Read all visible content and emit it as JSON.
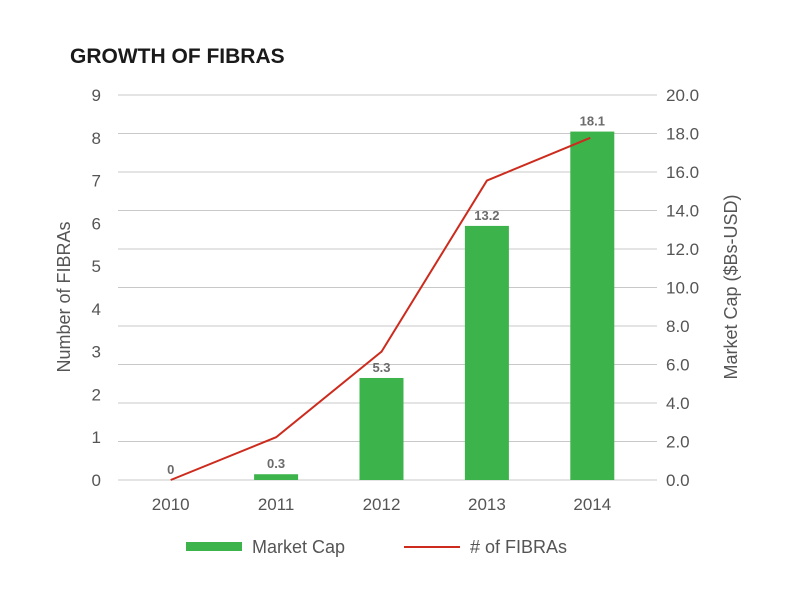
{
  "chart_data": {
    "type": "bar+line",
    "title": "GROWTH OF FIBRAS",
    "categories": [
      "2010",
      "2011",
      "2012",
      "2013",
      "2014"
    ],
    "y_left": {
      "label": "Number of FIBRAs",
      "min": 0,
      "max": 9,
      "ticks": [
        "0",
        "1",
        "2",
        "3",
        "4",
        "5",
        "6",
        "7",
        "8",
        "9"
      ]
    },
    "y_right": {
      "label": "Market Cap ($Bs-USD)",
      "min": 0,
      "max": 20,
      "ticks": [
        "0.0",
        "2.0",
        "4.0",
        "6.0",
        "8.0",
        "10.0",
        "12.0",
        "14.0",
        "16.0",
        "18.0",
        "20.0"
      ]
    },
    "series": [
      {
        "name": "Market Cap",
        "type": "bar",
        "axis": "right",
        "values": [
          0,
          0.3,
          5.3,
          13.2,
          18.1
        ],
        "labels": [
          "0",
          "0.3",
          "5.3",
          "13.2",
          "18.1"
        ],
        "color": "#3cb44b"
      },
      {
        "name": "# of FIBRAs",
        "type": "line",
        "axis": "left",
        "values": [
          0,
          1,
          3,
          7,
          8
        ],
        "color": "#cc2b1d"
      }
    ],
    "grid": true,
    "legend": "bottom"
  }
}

——————

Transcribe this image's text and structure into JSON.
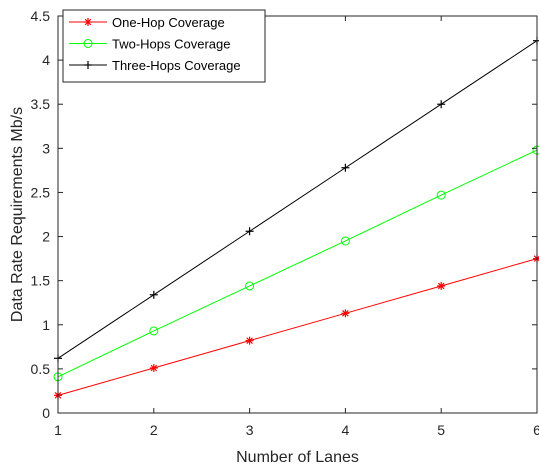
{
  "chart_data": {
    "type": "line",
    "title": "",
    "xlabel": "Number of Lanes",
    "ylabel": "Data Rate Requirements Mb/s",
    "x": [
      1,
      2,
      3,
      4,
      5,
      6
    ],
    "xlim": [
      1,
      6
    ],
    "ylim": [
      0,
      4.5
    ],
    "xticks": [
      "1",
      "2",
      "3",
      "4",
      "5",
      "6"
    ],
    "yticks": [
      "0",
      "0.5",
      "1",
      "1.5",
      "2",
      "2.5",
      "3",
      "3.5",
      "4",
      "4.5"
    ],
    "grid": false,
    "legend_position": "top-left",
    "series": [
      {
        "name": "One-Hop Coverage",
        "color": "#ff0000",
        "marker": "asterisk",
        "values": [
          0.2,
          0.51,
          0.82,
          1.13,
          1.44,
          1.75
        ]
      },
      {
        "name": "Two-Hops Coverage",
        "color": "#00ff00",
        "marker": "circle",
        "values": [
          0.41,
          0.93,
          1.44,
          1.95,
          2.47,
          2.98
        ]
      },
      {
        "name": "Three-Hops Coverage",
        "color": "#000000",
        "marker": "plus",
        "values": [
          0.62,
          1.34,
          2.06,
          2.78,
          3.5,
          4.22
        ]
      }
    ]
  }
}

——————

(Problem to work on):
Identify every line above with the string "Coverage" in it. Copy those lines.

(Exercise response):
        "name": "One-Hop Coverage",
        "name": "Two-Hops Coverage",
        "name": "Three-Hops Coverage",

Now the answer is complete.